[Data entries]
::::::::::

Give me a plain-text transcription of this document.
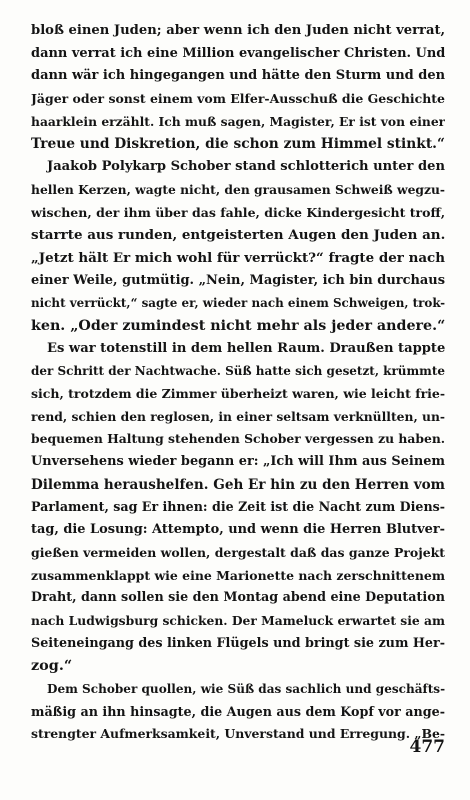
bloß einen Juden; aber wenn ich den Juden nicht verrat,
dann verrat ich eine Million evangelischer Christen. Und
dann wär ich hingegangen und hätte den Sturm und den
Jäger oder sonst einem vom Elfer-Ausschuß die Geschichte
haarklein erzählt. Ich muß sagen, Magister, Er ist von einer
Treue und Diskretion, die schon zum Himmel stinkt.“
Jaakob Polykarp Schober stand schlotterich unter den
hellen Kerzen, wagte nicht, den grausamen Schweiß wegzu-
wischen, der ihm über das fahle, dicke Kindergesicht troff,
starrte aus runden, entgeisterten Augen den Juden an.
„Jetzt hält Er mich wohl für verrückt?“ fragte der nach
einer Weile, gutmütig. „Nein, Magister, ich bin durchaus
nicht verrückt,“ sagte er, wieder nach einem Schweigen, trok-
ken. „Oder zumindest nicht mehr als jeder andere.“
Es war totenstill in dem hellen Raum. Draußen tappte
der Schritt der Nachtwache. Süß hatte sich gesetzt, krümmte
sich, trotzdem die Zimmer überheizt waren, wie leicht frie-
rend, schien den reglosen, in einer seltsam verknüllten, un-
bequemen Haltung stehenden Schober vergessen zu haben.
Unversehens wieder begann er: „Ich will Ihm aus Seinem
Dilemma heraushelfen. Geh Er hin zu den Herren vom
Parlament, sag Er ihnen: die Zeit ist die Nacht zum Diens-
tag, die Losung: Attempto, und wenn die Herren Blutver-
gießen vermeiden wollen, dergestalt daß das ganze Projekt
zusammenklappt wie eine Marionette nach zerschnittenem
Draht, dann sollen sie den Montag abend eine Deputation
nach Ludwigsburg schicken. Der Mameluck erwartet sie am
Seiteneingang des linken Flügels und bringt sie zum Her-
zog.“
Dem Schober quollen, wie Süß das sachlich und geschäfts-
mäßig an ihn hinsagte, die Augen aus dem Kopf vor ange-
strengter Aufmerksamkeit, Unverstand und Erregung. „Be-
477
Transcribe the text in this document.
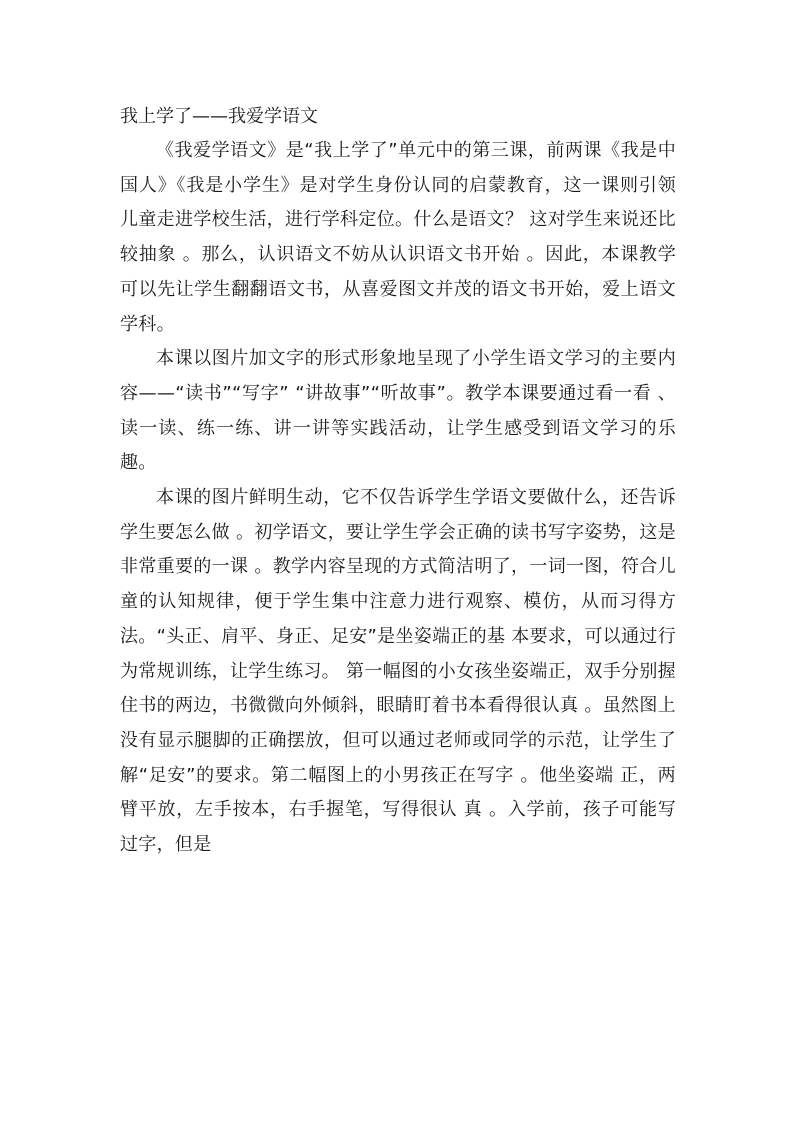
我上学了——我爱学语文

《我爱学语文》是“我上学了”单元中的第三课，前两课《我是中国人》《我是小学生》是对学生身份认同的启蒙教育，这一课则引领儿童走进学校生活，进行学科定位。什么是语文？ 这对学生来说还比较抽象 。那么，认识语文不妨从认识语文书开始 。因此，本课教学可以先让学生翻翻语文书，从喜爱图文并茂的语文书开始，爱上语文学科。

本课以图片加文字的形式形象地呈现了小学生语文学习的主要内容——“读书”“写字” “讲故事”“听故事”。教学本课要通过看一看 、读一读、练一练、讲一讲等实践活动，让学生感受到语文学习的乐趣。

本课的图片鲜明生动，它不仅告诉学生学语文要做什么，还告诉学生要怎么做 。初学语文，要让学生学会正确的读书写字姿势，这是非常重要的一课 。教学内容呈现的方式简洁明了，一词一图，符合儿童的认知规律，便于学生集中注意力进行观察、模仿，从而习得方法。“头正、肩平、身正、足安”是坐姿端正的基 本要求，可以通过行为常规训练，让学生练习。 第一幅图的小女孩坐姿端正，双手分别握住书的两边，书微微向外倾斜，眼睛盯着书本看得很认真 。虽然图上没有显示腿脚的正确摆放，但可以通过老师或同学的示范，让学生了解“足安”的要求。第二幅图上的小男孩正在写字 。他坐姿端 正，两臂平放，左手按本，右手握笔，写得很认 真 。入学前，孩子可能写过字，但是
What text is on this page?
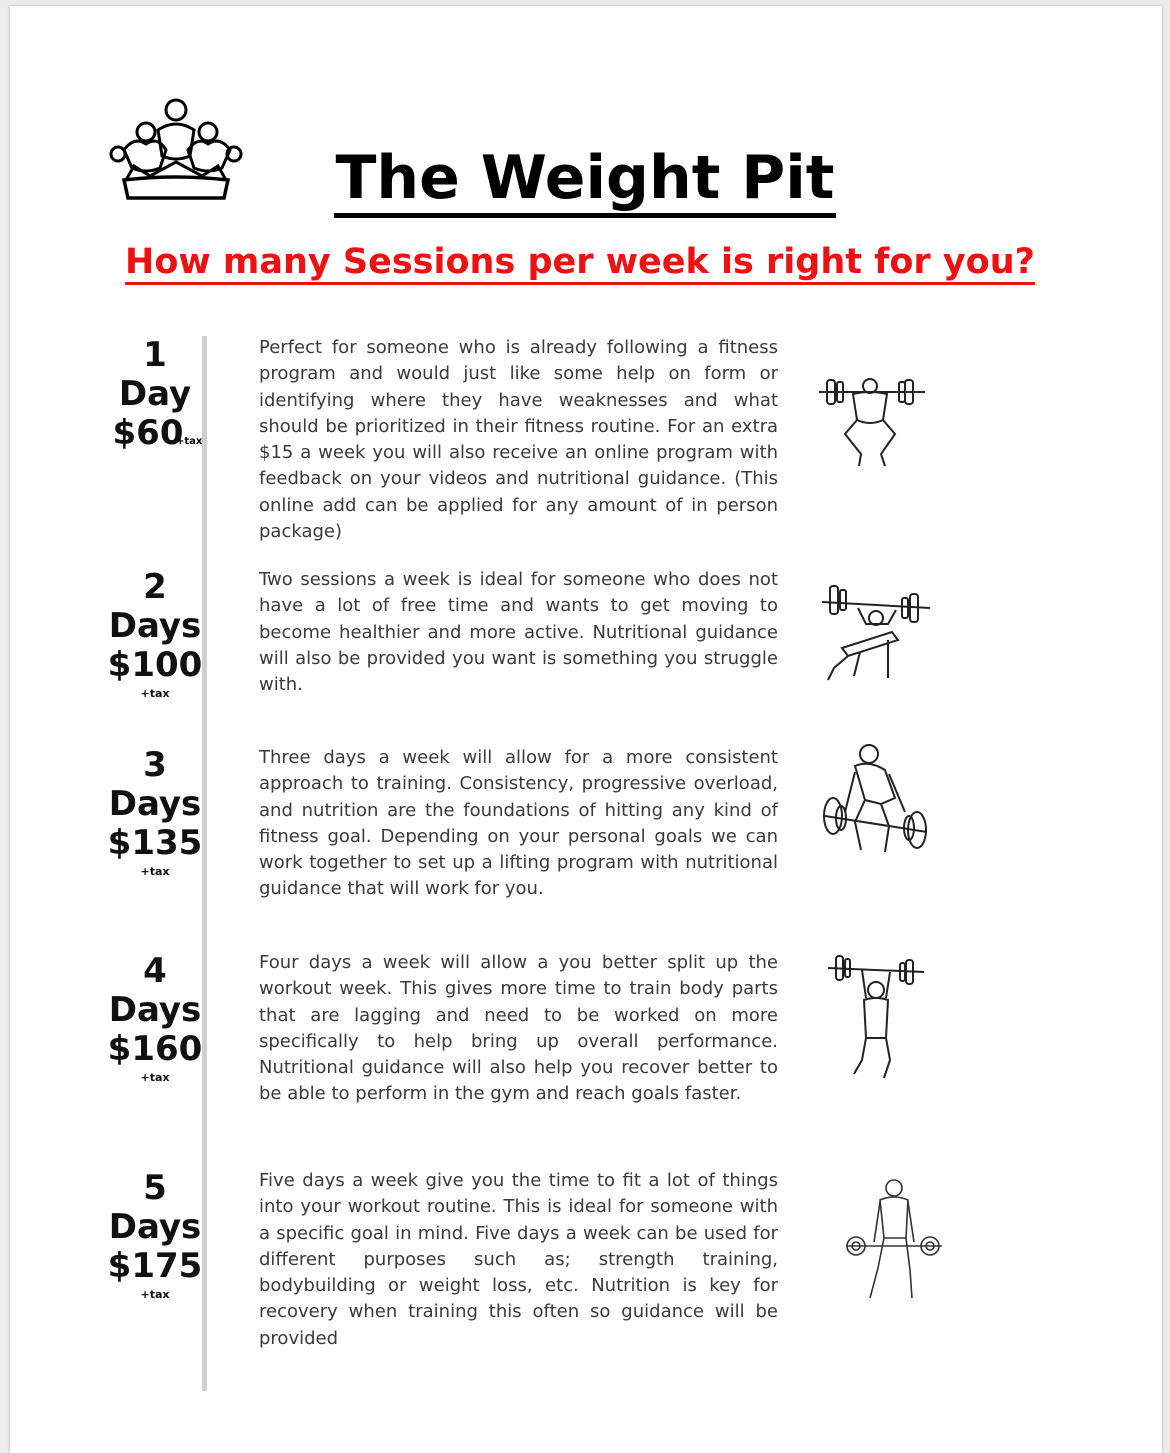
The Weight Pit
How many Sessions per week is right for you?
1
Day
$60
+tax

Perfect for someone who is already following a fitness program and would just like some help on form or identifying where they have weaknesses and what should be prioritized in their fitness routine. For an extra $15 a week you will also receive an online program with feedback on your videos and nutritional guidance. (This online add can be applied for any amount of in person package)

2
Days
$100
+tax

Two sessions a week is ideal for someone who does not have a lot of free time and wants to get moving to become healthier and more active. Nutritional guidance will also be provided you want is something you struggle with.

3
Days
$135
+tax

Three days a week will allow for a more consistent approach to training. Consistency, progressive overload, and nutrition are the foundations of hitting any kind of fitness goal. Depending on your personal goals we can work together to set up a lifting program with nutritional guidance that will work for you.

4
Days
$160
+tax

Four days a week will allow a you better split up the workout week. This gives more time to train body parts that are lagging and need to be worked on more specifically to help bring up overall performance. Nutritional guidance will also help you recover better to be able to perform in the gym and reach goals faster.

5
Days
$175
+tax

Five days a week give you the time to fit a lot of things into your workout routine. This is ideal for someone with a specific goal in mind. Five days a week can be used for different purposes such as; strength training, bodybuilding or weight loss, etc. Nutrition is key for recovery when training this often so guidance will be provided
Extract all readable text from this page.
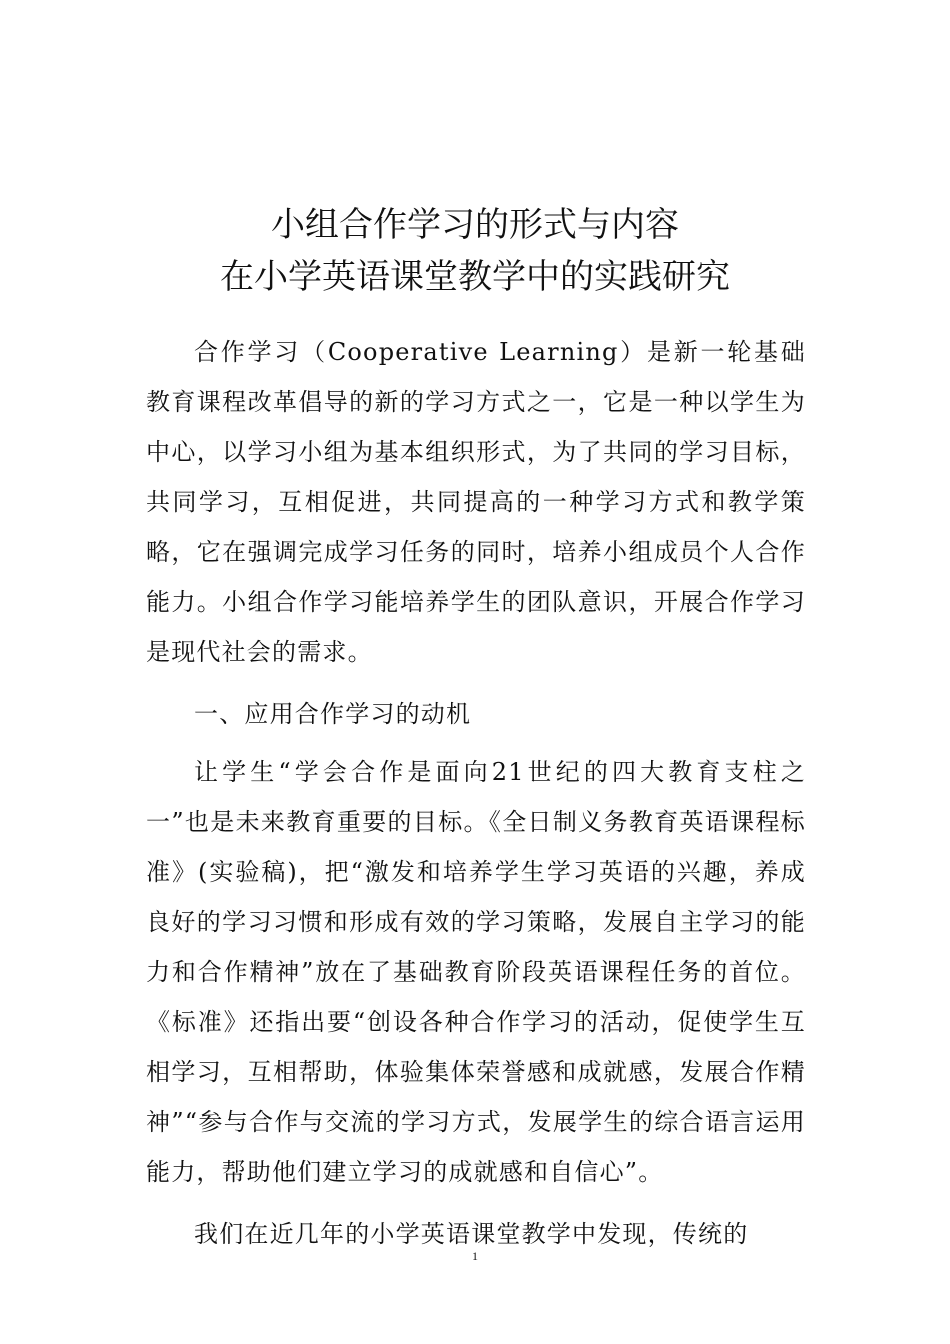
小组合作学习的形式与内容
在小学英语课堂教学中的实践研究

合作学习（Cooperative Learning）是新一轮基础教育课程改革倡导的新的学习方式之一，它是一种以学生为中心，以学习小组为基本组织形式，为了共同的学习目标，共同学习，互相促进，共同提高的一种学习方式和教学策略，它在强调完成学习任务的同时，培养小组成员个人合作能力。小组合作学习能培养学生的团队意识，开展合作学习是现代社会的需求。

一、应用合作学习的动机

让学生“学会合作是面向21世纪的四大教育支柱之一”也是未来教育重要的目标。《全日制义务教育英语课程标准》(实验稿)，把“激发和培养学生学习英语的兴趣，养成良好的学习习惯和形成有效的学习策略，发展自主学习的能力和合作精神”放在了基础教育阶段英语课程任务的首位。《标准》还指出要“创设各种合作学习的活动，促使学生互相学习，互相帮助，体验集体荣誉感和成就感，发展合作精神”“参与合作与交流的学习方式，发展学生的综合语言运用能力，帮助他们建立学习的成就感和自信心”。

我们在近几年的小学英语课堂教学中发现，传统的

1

::::::::::

■ **Written problem**:
Print out the material word for word, omitting the pictures.

■ **Complete response**:
Give me a plain-text transcription of this document.
bloß einen Juden; aber wenn ich den Juden nicht verrat,
dann verrat ich eine Million evangelischer Christen. Und
dann wär ich hingegangen und hätte den Sturm und den
Jäger oder sonst einem vom Elfer-Ausschuß die Geschichte
haarklein erzählt. Ich muß sagen, Magister, Er ist von einer
Treue und Diskretion, die schon zum Himmel stinkt.“
Jaakob Polykarp Schober stand schlotterich unter den
hellen Kerzen, wagte nicht, den grausamen Schweiß wegzu-
wischen, der ihm über das fahle, dicke Kindergesicht troff,
starrte aus runden, entgeisterten Augen den Juden an.
„Jetzt hält Er mich wohl für verrückt?“ fragte der nach
einer Weile, gutmütig. „Nein, Magister, ich bin durchaus
nicht verrückt,“ sagte er, wieder nach einem Schweigen, trok-
ken. „Oder zumindest nicht mehr als jeder andere.“
Es war totenstill in dem hellen Raum. Draußen tappte
der Schritt der Nachtwache. Süß hatte sich gesetzt, krümmte
sich, trotzdem die Zimmer überheizt waren, wie leicht frie-
rend, schien den reglosen, in einer seltsam verknüllten, un-
bequemen Haltung stehenden Schober vergessen zu haben.
Unversehens wieder begann er: „Ich will Ihm aus Seinem
Dilemma heraushelfen. Geh Er hin zu den Herren vom
Parlament, sag Er ihnen: die Zeit ist die Nacht zum Diens-
tag, die Losung: Attempto, und wenn die Herren Blutver-
gießen vermeiden wollen, dergestalt daß das ganze Projekt
zusammenklappt wie eine Marionette nach zerschnittenem
Draht, dann sollen sie den Montag abend eine Deputation
nach Ludwigsburg schicken. Der Mameluck erwartet sie am
Seiteneingang des linken Flügels und bringt sie zum Her-
zog.“
Dem Schober quollen, wie Süß das sachlich und geschäfts-
mäßig an ihn hinsagte, die Augen aus dem Kopf vor ange-
strengter Aufmerksamkeit, Unverstand und Erregung. „Be-
477
Transcribe the text in this document.
我上学了——我爱学语文

《我爱学语文》是“我上学了”单元中的第三课，前两课《我是中国人》《我是小学生》是对学生身份认同的启蒙教育，这一课则引领儿童走进学校生活，进行学科定位。什么是语文？ 这对学生来说还比较抽象 。那么，认识语文不妨从认识语文书开始 。因此，本课教学可以先让学生翻翻语文书，从喜爱图文并茂的语文书开始，爱上语文学科。

本课以图片加文字的形式形象地呈现了小学生语文学习的主要内容——“读书”“写字” “讲故事”“听故事”。教学本课要通过看一看 、读一读、练一练、讲一讲等实践活动，让学生感受到语文学习的乐趣。

本课的图片鲜明生动，它不仅告诉学生学语文要做什么，还告诉学生要怎么做 。初学语文，要让学生学会正确的读书写字姿势，这是非常重要的一课 。教学内容呈现的方式简洁明了，一词一图，符合儿童的认知规律，便于学生集中注意力进行观察、模仿，从而习得方法。“头正、肩平、身正、足安”是坐姿端正的基 本要求，可以通过行为常规训练，让学生练习。 第一幅图的小女孩坐姿端正，双手分别握住书的两边，书微微向外倾斜，眼睛盯着书本看得很认真 。虽然图上没有显示腿脚的正确摆放，但可以通过老师或同学的示范，让学生了解“足安”的要求。第二幅图上的小男孩正在写字 。他坐姿端 正，两臂平放，左手按本，右手握笔，写得很认 真 。入学前，孩子可能写过字，但是
What text is on this page?
The Weight Pit
How many Sessions per week is right for you?
1
Day
$60
+tax

Perfect for someone who is already following a fitness program and would just like some help on form or identifying where they have weaknesses and what should be prioritized in their fitness routine. For an extra $15 a week you will also receive an online program with feedback on your videos and nutritional guidance. (This online add can be applied for any amount of in person package)

2
Days
$100
+tax

Two sessions a week is ideal for someone who does not have a lot of free time and wants to get moving to become healthier and more active. Nutritional guidance will also be provided you want is something you struggle with.

3
Days
$135
+tax

Three days a week will allow for a more consistent approach to training. Consistency, progressive overload, and nutrition are the foundations of hitting any kind of fitness goal. Depending on your personal goals we can work together to set up a lifting program with nutritional guidance that will work for you.

4
Days
$160
+tax

Four days a week will allow a you better split up the workout week. This gives more time to train body parts that are lagging and need to be worked on more specifically to help bring up overall performance. Nutritional guidance will also help you recover better to be able to perform in the gym and reach goals faster.

5
Days
$175
+tax

Five days a week give you the time to fit a lot of things into your workout routine. This is ideal for someone with a specific goal in mind. Five days a week can be used for different purposes such as; strength training, bodybuilding or weight loss, etc. Nutrition is key for recovery when training this often so guidance will be provided
Extract all readable text from this page.
小组合作学习的形式与内容
在小学英语课堂教学中的实践研究

合作学习（Cooperative Learning）是新一轮基础教育课程改革倡导的新的学习方式之一，它是一种以学生为中心，以学习小组为基本组织形式，为了共同的学习目标，共同学习，互相促进，共同提高的一种学习方式和教学策略，它在强调完成学习任务的同时，培养小组成员个人合作能力。小组合作学习能培养学生的团队意识，开展合作学习是现代社会的需求。

一、应用合作学习的动机

让学生“学会合作是面向21世纪的四大教育支柱之一”也是未来教育重要的目标。《全日制义务教育英语课程标准》(实验稿)，把“激发和培养学生学习英语的兴趣，养成良好的学习习惯和形成有效的学习策略，发展自主学习的能力和合作精神”放在了基础教育阶段英语课程任务的首位。《标准》还指出要“创设各种合作学习的活动，促使学生互相学习，互相帮助，体验集体荣誉感和成就感，发展合作精神”“参与合作与交流的学习方式，发展学生的综合语言运用能力，帮助他们建立学习的成就感和自信心”。

我们在近几年的小学英语课堂教学中发现，传统的

1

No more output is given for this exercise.